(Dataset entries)
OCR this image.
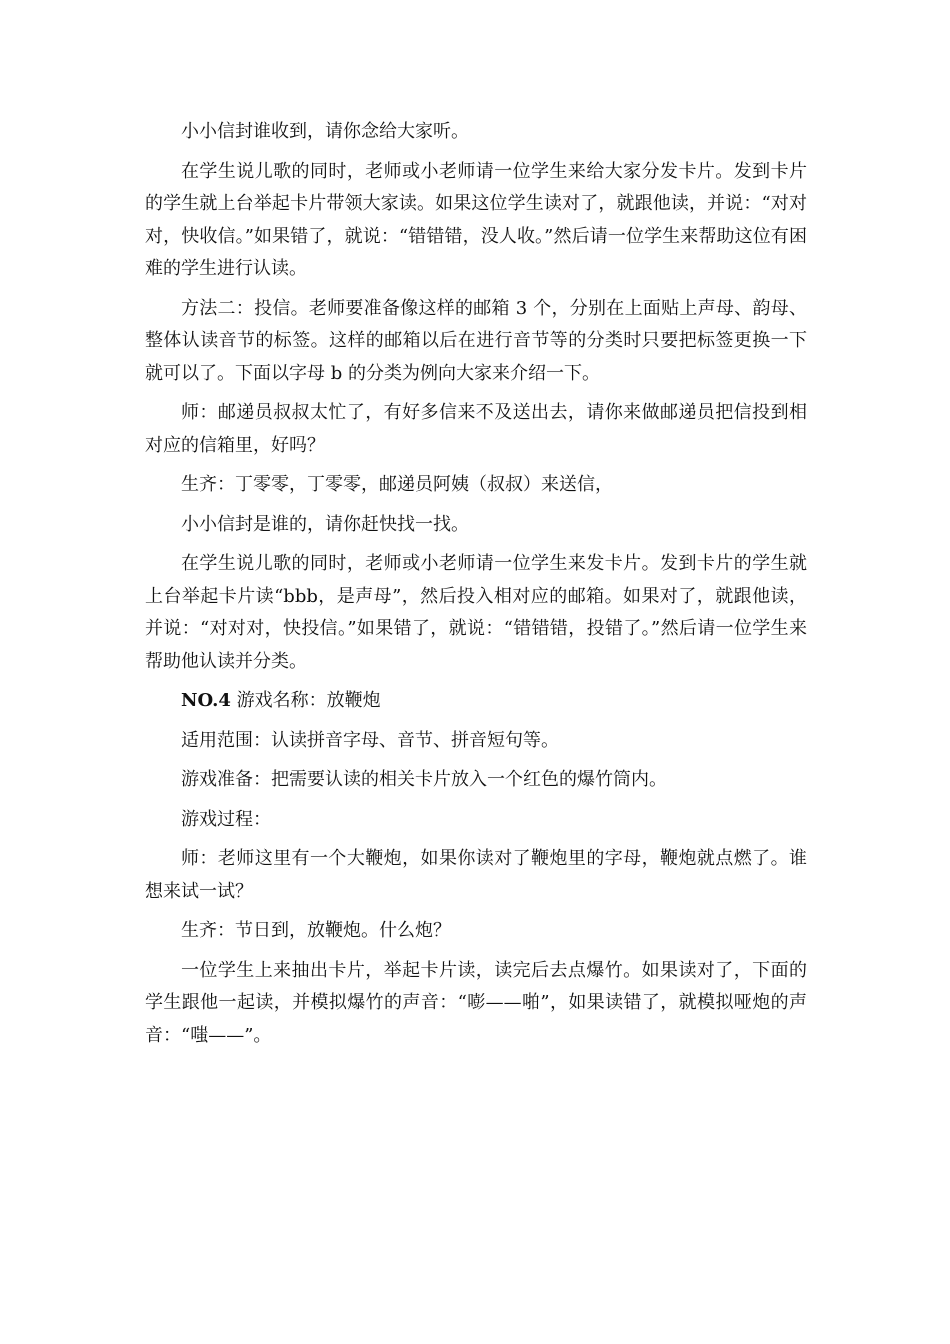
小小信封谁收到，请你念给大家听。

在学生说儿歌的同时，老师或小老师请一位学生来给大家分发卡片。发到卡片的学生就上台举起卡片带领大家读。如果这位学生读对了，就跟他读，并说：“对对对，快收信。”如果错了，就说：“错错错，没人收。”然后请一位学生来帮助这位有困难的学生进行认读。

方法二：投信。老师要准备像这样的邮箱 3 个，分别在上面贴上声母、韵母、整体认读音节的标签。这样的邮箱以后在进行音节等的分类时只要把标签更换一下就可以了。下面以字母 b 的分类为例向大家来介绍一下。

师：邮递员叔叔太忙了，有好多信来不及送出去，请你来做邮递员把信投到相对应的信箱里，好吗？

生齐：丁零零，丁零零，邮递员阿姨（叔叔）来送信，

小小信封是谁的，请你赶快找一找。

在学生说儿歌的同时，老师或小老师请一位学生来发卡片。发到卡片的学生就上台举起卡片读“bbb，是声母”，然后投入相对应的邮箱。如果对了，就跟他读，并说：“对对对，快投信。”如果错了，就说：“错错错，投错了。”然后请一位学生来帮助他认读并分类。

NO.4 游戏名称：放鞭炮

适用范围：认读拼音字母、音节、拼音短句等。

游戏准备：把需要认读的相关卡片放入一个红色的爆竹筒内。

游戏过程：

师：老师这里有一个大鞭炮，如果你读对了鞭炮里的字母，鞭炮就点燃了。谁想来试一试？

生齐：节日到，放鞭炮。什么炮？

一位学生上来抽出卡片，举起卡片读，读完后去点爆竹。如果读对了，下面的学生跟他一起读，并模拟爆竹的声音：“嘭——啪”，如果读错了，就模拟哑炮的声音：“嗤——”。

*The exercise*:
Would you return the data exactly as written, without the pictures?

*Solved exercise*:
OCR this image.
小小信封谁收到，请你念给大家听。

在学生说儿歌的同时，老师或小老师请一位学生来给大家分发卡片。发到卡片的学生就上台举起卡片带领大家读。如果这位学生读对了，就跟他读，并说：“对对对，快收信。”如果错了，就说：“错错错，没人收。”然后请一位学生来帮助这位有困难的学生进行认读。

方法二：投信。老师要准备像这样的邮箱 3 个，分别在上面贴上声母、韵母、整体认读音节的标签。这样的邮箱以后在进行音节等的分类时只要把标签更换一下就可以了。下面以字母 b 的分类为例向大家来介绍一下。

师：邮递员叔叔太忙了，有好多信来不及送出去，请你来做邮递员把信投到相对应的信箱里，好吗？

生齐：丁零零，丁零零，邮递员阿姨（叔叔）来送信，

小小信封是谁的，请你赶快找一找。

在学生说儿歌的同时，老师或小老师请一位学生来发卡片。发到卡片的学生就上台举起卡片读“bbb，是声母”，然后投入相对应的邮箱。如果对了，就跟他读，并说：“对对对，快投信。”如果错了，就说：“错错错，投错了。”然后请一位学生来帮助他认读并分类。

NO.4 游戏名称：放鞭炮

适用范围：认读拼音字母、音节、拼音短句等。

游戏准备：把需要认读的相关卡片放入一个红色的爆竹筒内。

游戏过程：

师：老师这里有一个大鞭炮，如果你读对了鞭炮里的字母，鞭炮就点燃了。谁想来试一试？

生齐：节日到，放鞭炮。什么炮？

一位学生上来抽出卡片，举起卡片读，读完后去点爆竹。如果读对了，下面的学生跟他一起读，并模拟爆竹的声音：“嘭——啪”，如果读错了，就模拟哑炮的声音：“嗤——”。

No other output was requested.